• _Aim_:
Please copy all the lines that follow, word for word.

• _Records shown_:
__________________________________________________
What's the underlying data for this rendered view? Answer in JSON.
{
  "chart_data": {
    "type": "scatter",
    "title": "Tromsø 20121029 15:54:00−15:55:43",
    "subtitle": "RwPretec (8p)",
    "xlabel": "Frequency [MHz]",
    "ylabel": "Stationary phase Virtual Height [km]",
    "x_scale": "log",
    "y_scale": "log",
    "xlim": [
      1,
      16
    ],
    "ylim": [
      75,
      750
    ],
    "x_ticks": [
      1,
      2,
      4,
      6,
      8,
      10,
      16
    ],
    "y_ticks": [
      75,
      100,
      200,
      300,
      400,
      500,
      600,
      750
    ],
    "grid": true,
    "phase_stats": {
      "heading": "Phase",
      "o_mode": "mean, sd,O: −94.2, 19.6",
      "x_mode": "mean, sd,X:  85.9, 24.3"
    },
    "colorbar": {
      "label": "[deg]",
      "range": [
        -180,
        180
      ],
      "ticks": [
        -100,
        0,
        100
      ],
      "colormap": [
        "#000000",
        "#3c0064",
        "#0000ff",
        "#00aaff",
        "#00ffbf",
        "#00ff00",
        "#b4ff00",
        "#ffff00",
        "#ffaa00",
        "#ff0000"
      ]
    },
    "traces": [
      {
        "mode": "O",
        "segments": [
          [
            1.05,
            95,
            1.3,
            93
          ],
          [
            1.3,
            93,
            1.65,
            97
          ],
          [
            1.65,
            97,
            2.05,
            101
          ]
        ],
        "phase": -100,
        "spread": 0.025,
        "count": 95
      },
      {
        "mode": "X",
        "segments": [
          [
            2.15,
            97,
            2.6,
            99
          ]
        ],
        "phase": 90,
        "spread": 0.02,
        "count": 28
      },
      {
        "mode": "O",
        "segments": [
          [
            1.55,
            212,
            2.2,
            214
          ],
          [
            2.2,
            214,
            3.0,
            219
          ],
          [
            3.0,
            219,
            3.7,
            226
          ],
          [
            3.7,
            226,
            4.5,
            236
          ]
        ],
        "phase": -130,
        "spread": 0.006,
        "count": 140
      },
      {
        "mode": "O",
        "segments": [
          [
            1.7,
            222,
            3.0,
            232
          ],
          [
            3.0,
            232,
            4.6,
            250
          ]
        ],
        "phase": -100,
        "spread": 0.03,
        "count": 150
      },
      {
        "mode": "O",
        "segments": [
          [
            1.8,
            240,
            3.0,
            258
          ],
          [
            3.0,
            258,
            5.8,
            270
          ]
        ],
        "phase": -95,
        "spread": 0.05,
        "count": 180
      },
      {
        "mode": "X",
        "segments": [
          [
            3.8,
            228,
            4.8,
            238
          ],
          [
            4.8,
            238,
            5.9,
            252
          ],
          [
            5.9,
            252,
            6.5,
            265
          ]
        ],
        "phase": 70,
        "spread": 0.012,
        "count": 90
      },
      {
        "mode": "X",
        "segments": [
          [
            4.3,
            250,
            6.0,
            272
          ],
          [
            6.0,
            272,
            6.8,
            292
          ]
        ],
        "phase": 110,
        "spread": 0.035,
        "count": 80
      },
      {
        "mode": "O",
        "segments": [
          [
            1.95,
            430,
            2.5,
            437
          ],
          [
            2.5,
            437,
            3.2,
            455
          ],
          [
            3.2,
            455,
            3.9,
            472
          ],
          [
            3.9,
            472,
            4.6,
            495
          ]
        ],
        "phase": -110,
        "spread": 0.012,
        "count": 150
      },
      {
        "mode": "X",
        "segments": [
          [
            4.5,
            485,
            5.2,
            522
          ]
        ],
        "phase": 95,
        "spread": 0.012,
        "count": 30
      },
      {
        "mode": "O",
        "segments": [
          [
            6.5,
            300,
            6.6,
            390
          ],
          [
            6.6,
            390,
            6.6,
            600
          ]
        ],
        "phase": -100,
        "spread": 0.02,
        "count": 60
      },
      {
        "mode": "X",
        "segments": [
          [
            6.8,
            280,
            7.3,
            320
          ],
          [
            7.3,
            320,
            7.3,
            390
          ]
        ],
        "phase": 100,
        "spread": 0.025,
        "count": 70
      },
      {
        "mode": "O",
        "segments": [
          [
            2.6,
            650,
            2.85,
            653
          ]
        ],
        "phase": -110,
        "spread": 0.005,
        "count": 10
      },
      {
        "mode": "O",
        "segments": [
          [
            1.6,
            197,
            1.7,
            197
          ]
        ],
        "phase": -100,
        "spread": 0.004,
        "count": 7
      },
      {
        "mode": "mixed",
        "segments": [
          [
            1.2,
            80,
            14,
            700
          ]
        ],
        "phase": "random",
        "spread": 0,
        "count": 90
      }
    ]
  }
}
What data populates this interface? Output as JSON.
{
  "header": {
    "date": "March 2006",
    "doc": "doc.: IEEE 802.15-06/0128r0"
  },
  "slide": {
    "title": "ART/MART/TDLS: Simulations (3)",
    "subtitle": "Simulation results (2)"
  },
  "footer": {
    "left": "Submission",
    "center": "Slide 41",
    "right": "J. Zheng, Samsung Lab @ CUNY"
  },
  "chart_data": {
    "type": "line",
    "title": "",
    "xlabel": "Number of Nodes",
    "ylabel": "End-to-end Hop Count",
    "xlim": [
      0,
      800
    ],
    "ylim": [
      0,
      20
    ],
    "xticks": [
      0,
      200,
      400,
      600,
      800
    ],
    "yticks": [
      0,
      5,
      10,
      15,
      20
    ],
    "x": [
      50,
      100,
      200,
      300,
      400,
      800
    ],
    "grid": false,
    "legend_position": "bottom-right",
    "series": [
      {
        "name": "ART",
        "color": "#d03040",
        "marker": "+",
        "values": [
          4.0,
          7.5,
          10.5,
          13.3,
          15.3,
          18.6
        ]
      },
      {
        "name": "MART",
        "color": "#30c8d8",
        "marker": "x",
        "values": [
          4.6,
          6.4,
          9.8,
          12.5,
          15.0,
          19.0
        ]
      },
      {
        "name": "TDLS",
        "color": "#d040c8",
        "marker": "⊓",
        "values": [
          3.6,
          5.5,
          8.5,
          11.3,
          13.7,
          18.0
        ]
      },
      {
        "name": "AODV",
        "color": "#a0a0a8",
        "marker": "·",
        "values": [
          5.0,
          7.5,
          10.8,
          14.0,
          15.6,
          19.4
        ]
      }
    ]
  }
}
__________________________________________________
• _Correct answer_:
What's the underlying data for this rendered view? Answer in JSON.
{
  "chart_data": {
    "type": "scatter",
    "title": "Tromsø 20121029 15:54:00−15:55:43",
    "subtitle": "RwPretec (8p)",
    "xlabel": "Frequency [MHz]",
    "ylabel": "Stationary phase Virtual Height [km]",
    "x_scale": "log",
    "y_scale": "log",
    "xlim": [
      1,
      16
    ],
    "ylim": [
      75,
      750
    ],
    "x_ticks": [
      1,
      2,
      4,
      6,
      8,
      10,
      16
    ],
    "y_ticks": [
      75,
      100,
      200,
      300,
      400,
      500,
      600,
      750
    ],
    "grid": true,
    "phase_stats": {
      "heading": "Phase",
      "o_mode": "mean, sd,O: −94.2, 19.6",
      "x_mode": "mean, sd,X:  85.9, 24.3"
    },
    "colorbar": {
      "label": "[deg]",
      "range": [
        -180,
        180
      ],
      "ticks": [
        -100,
        0,
        100
      ],
      "colormap": [
        "#000000",
        "#3c0064",
        "#0000ff",
        "#00aaff",
        "#00ffbf",
        "#00ff00",
        "#b4ff00",
        "#ffff00",
        "#ffaa00",
        "#ff0000"
      ]
    },
    "traces": [
      {
        "mode": "O",
        "segments": [
          [
            1.05,
            95,
            1.3,
            93
          ],
          [
            1.3,
            93,
            1.65,
            97
          ],
          [
            1.65,
            97,
            2.05,
            101
          ]
        ],
        "phase": -100,
        "spread": 0.025,
        "count": 95
      },
      {
        "mode": "X",
        "segments": [
          [
            2.15,
            97,
            2.6,
            99
          ]
        ],
        "phase": 90,
        "spread": 0.02,
        "count": 28
      },
      {
        "mode": "O",
        "segments": [
          [
            1.55,
            212,
            2.2,
            214
          ],
          [
            2.2,
            214,
            3.0,
            219
          ],
          [
            3.0,
            219,
            3.7,
            226
          ],
          [
            3.7,
            226,
            4.5,
            236
          ]
        ],
        "phase": -130,
        "spread": 0.006,
        "count": 140
      },
      {
        "mode": "O",
        "segments": [
          [
            1.7,
            222,
            3.0,
            232
          ],
          [
            3.0,
            232,
            4.6,
            250
          ]
        ],
        "phase": -100,
        "spread": 0.03,
        "count": 150
      },
      {
        "mode": "O",
        "segments": [
          [
            1.8,
            240,
            3.0,
            258
          ],
          [
            3.0,
            258,
            5.8,
            270
          ]
        ],
        "phase": -95,
        "spread": 0.05,
        "count": 180
      },
      {
        "mode": "X",
        "segments": [
          [
            3.8,
            228,
            4.8,
            238
          ],
          [
            4.8,
            238,
            5.9,
            252
          ],
          [
            5.9,
            252,
            6.5,
            265
          ]
        ],
        "phase": 70,
        "spread": 0.012,
        "count": 90
      },
      {
        "mode": "X",
        "segments": [
          [
            4.3,
            250,
            6.0,
            272
          ],
          [
            6.0,
            272,
            6.8,
            292
          ]
        ],
        "phase": 110,
        "spread": 0.035,
        "count": 80
      },
      {
        "mode": "O",
        "segments": [
          [
            1.95,
            430,
            2.5,
            437
          ],
          [
            2.5,
            437,
            3.2,
            455
          ],
          [
            3.2,
            455,
            3.9,
            472
          ],
          [
            3.9,
            472,
            4.6,
            495
          ]
        ],
        "phase": -110,
        "spread": 0.012,
        "count": 150
      },
      {
        "mode": "X",
        "segments": [
          [
            4.5,
            485,
            5.2,
            522
          ]
        ],
        "phase": 95,
        "spread": 0.012,
        "count": 30
      },
      {
        "mode": "O",
        "segments": [
          [
            6.5,
            300,
            6.6,
            390
          ],
          [
            6.6,
            390,
            6.6,
            600
          ]
        ],
        "phase": -100,
        "spread": 0.02,
        "count": 60
      },
      {
        "mode": "X",
        "segments": [
          [
            6.8,
            280,
            7.3,
            320
          ],
          [
            7.3,
            320,
            7.3,
            390
          ]
        ],
        "phase": 100,
        "spread": 0.025,
        "count": 70
      },
      {
        "mode": "O",
        "segments": [
          [
            2.6,
            650,
            2.85,
            653
          ]
        ],
        "phase": -110,
        "spread": 0.005,
        "count": 10
      },
      {
        "mode": "O",
        "segments": [
          [
            1.6,
            197,
            1.7,
            197
          ]
        ],
        "phase": -100,
        "spread": 0.004,
        "count": 7
      },
      {
        "mode": "mixed",
        "segments": [
          [
            1.2,
            80,
            14,
            700
          ]
        ],
        "phase": "random",
        "spread": 0,
        "count": 90
      }
    ]
  }
}
What data populates this interface? Output as JSON.
{
  "header": {
    "date": "March 2006",
    "doc": "doc.: IEEE 802.15-06/0128r0"
  },
  "slide": {
    "title": "ART/MART/TDLS: Simulations (3)",
    "subtitle": "Simulation results (2)"
  },
  "footer": {
    "left": "Submission",
    "center": "Slide 41",
    "right": "J. Zheng, Samsung Lab @ CUNY"
  },
  "chart_data": {
    "type": "line",
    "title": "",
    "xlabel": "Number of Nodes",
    "ylabel": "End-to-end Hop Count",
    "xlim": [
      0,
      800
    ],
    "ylim": [
      0,
      20
    ],
    "xticks": [
      0,
      200,
      400,
      600,
      800
    ],
    "yticks": [
      0,
      5,
      10,
      15,
      20
    ],
    "x": [
      50,
      100,
      200,
      300,
      400,
      800
    ],
    "grid": false,
    "legend_position": "bottom-right",
    "series": [
      {
        "name": "ART",
        "color": "#d03040",
        "marker": "+",
        "values": [
          4.0,
          7.5,
          10.5,
          13.3,
          15.3,
          18.6
        ]
      },
      {
        "name": "MART",
        "color": "#30c8d8",
        "marker": "x",
        "values": [
          4.6,
          6.4,
          9.8,
          12.5,
          15.0,
          19.0
        ]
      },
      {
        "name": "TDLS",
        "color": "#d040c8",
        "marker": "⊓",
        "values": [
          3.6,
          5.5,
          8.5,
          11.3,
          13.7,
          18.0
        ]
      },
      {
        "name": "AODV",
        "color": "#a0a0a8",
        "marker": "·",
        "values": [
          5.0,
          7.5,
          10.8,
          14.0,
          15.6,
          19.4
        ]
      }
    ]
  }
}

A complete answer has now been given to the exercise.